## BRIEF:
Keep only the lines of the listing that include the word "ylabel", and copy them.

## DATA TO USE:
###

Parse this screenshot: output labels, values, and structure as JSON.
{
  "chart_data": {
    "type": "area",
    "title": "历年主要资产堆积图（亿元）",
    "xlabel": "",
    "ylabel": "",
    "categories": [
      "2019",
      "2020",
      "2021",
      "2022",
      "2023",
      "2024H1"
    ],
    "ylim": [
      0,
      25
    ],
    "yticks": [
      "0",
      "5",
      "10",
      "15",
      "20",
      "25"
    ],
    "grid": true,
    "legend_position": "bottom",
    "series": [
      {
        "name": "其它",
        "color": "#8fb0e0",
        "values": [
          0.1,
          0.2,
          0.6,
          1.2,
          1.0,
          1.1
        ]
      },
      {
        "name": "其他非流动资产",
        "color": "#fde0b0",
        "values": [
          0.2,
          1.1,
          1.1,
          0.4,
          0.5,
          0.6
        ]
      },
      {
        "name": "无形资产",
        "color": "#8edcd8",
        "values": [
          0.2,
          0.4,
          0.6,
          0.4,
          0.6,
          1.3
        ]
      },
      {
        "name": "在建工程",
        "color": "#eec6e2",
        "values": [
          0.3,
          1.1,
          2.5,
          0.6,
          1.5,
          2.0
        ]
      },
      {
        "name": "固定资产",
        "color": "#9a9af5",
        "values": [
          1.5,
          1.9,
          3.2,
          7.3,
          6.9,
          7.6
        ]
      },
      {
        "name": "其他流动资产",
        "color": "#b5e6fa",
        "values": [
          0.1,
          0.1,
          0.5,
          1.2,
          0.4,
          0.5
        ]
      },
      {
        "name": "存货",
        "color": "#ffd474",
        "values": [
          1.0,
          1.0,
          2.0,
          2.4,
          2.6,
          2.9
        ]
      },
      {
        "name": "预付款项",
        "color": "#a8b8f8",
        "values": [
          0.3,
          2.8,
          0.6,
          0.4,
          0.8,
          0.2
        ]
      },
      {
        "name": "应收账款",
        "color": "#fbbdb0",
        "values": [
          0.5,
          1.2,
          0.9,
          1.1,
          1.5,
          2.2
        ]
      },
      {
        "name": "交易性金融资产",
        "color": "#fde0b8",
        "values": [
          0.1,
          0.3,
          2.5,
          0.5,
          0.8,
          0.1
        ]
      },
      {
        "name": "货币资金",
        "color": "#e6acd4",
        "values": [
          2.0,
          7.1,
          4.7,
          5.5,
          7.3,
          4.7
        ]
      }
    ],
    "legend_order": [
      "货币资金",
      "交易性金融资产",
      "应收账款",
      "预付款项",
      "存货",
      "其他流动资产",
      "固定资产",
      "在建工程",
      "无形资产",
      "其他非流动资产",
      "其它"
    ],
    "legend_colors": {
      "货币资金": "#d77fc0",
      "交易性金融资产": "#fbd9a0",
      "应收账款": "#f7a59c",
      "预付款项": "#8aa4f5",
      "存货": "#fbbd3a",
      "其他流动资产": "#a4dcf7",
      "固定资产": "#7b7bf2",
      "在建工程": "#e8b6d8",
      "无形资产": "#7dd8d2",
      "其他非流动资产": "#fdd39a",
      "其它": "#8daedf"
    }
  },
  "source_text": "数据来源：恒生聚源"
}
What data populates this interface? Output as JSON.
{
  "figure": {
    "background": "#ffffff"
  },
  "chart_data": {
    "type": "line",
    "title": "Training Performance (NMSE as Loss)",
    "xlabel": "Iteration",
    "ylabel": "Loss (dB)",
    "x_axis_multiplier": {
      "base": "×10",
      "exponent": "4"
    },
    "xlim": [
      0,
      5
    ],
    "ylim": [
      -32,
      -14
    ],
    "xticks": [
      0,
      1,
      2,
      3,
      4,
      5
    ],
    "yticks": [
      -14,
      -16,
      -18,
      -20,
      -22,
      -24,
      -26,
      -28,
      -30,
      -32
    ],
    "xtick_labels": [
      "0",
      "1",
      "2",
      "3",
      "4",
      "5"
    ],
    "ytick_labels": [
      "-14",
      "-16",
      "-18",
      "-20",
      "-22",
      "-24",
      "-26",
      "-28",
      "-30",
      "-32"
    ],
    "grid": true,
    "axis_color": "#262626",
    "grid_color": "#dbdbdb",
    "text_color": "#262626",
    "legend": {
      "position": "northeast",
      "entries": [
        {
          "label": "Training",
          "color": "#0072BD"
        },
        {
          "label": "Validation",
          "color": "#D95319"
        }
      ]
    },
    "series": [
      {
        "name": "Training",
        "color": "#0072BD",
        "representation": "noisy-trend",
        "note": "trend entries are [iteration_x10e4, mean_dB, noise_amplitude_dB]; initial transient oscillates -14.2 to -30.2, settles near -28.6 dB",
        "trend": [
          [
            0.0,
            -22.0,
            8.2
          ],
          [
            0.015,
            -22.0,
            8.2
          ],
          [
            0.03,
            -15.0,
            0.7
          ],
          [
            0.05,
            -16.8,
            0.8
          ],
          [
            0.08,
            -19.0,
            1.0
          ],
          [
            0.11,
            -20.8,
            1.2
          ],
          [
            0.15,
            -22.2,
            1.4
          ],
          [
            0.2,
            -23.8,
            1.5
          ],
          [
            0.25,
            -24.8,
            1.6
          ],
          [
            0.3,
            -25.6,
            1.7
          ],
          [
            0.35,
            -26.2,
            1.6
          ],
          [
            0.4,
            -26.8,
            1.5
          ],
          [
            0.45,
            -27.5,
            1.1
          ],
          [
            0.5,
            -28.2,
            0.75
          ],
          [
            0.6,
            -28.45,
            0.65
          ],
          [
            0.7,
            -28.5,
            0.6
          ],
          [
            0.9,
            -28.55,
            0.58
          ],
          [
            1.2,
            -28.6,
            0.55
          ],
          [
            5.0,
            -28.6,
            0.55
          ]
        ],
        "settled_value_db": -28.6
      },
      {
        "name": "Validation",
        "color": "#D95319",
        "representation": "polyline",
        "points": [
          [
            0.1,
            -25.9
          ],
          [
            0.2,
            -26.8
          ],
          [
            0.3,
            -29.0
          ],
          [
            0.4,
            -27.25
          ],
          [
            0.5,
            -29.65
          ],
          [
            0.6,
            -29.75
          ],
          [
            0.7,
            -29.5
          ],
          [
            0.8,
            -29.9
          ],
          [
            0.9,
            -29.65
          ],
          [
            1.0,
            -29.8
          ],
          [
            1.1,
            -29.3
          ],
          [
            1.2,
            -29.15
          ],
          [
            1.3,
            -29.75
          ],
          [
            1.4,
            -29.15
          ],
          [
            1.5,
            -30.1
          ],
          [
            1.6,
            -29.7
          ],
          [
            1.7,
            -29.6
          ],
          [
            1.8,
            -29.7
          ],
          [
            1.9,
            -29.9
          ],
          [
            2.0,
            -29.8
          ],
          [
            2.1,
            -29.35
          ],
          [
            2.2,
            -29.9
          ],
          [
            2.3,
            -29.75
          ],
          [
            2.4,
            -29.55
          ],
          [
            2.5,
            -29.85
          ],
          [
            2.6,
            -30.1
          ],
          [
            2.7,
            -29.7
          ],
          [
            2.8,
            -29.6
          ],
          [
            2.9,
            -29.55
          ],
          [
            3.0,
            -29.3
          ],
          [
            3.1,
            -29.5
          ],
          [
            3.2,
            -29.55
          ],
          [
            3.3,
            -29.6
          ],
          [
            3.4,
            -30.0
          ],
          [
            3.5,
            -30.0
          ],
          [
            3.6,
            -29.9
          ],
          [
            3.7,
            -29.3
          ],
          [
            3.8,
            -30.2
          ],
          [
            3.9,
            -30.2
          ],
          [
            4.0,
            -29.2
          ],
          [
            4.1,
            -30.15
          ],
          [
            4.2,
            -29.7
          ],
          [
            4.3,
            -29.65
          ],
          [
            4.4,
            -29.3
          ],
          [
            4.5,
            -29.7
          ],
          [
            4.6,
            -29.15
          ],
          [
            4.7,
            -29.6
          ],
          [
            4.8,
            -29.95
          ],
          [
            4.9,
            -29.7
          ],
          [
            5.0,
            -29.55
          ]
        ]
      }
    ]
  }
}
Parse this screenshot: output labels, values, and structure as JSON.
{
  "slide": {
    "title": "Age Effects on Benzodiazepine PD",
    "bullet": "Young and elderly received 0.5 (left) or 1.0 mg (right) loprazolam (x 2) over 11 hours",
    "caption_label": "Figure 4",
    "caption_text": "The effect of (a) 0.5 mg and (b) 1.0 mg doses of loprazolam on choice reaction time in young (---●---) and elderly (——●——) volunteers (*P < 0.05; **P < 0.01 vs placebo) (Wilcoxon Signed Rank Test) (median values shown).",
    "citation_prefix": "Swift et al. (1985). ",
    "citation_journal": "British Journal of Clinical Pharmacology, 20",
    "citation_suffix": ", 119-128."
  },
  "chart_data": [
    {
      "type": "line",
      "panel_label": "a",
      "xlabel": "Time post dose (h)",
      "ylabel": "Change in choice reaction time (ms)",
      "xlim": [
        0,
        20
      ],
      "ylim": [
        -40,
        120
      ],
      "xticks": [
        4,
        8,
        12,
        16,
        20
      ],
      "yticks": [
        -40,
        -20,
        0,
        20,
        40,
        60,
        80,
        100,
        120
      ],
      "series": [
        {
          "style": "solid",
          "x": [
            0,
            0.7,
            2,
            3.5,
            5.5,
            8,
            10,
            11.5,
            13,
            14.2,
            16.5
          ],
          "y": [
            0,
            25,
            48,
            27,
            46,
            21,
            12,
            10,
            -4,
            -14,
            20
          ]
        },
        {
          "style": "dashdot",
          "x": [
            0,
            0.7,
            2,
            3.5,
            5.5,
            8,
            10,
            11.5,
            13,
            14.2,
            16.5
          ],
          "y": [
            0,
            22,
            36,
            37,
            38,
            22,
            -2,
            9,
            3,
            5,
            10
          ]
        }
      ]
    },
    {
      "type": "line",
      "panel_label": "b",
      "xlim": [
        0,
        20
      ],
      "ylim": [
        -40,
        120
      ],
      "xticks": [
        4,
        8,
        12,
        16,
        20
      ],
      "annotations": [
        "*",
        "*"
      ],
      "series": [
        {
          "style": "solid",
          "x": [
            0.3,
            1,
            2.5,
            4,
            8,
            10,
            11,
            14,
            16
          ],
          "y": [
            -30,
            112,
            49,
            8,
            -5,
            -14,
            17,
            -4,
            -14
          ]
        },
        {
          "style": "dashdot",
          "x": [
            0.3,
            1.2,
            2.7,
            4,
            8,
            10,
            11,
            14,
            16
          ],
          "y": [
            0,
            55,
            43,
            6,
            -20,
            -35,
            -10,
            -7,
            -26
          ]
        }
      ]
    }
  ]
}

###

## THE RESULT:
    "ylabel": "",
    "ylabel": "Loss (dB)",
      "ylabel": "Change in choice reaction time (ms)",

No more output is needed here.